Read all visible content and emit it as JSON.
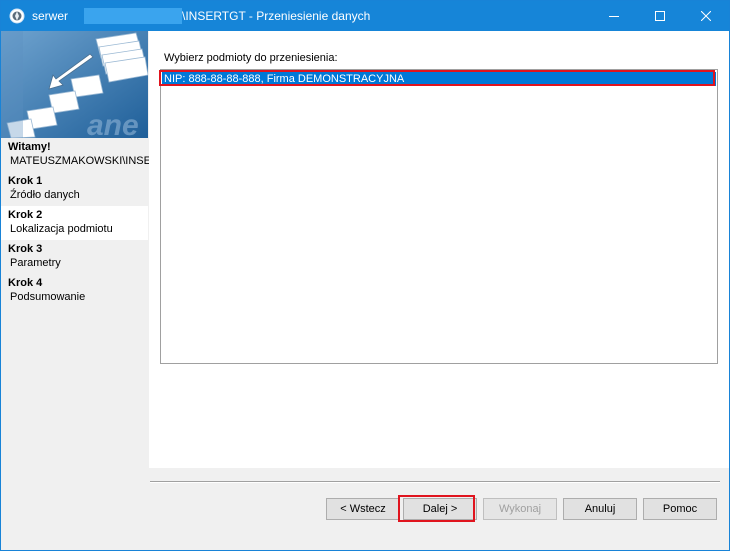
{
  "window": {
    "title_prefix": "serwer",
    "title_suffix": "\\INSERTGT - Przeniesienie danych",
    "accent_color": "#1685d8"
  },
  "sidebar": {
    "welcome": {
      "title": "Witamy!",
      "subtitle": "MATEUSZMAKOWSKI\\INSE"
    },
    "steps": [
      {
        "title": "Krok 1",
        "subtitle": "Źródło danych",
        "active": false
      },
      {
        "title": "Krok 2",
        "subtitle": "Lokalizacja podmiotu",
        "active": true
      },
      {
        "title": "Krok 3",
        "subtitle": "Parametry",
        "active": false
      },
      {
        "title": "Krok 4",
        "subtitle": "Podsumowanie",
        "active": false
      }
    ]
  },
  "content": {
    "list_label": "Wybierz podmioty do przeniesienia:",
    "list_items": [
      {
        "text": "NIP: 888-88-88-888, Firma DEMONSTRACYJNA",
        "selected": true
      }
    ]
  },
  "buttons": {
    "back": "< Wstecz",
    "next": "Dalej >",
    "run": "Wykonaj",
    "cancel": "Anuluj",
    "help": "Pomoc"
  },
  "icons": {
    "app": "app-globe-icon",
    "minimize": "minimize-icon",
    "maximize": "maximize-icon",
    "close": "close-icon"
  },
  "highlight_color": "#e0141e",
  "selection_color": "#0078d7"
}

Stated exercise: Using the material above, return every line exactly as it appears, minus the pictures.

Finished answer:
Read all visible content and emit it as JSON.
{
  "window": {
    "title_prefix": "serwer",
    "title_suffix": "\\INSERTGT - Przeniesienie danych",
    "accent_color": "#1685d8"
  },
  "sidebar": {
    "welcome": {
      "title": "Witamy!",
      "subtitle": "MATEUSZMAKOWSKI\\INSE"
    },
    "steps": [
      {
        "title": "Krok 1",
        "subtitle": "Źródło danych",
        "active": false
      },
      {
        "title": "Krok 2",
        "subtitle": "Lokalizacja podmiotu",
        "active": true
      },
      {
        "title": "Krok 3",
        "subtitle": "Parametry",
        "active": false
      },
      {
        "title": "Krok 4",
        "subtitle": "Podsumowanie",
        "active": false
      }
    ]
  },
  "content": {
    "list_label": "Wybierz podmioty do przeniesienia:",
    "list_items": [
      {
        "text": "NIP: 888-88-88-888, Firma DEMONSTRACYJNA",
        "selected": true
      }
    ]
  },
  "buttons": {
    "back": "< Wstecz",
    "next": "Dalej >",
    "run": "Wykonaj",
    "cancel": "Anuluj",
    "help": "Pomoc"
  },
  "icons": {
    "app": "app-globe-icon",
    "minimize": "minimize-icon",
    "maximize": "maximize-icon",
    "close": "close-icon"
  },
  "highlight_color": "#e0141e",
  "selection_color": "#0078d7"
}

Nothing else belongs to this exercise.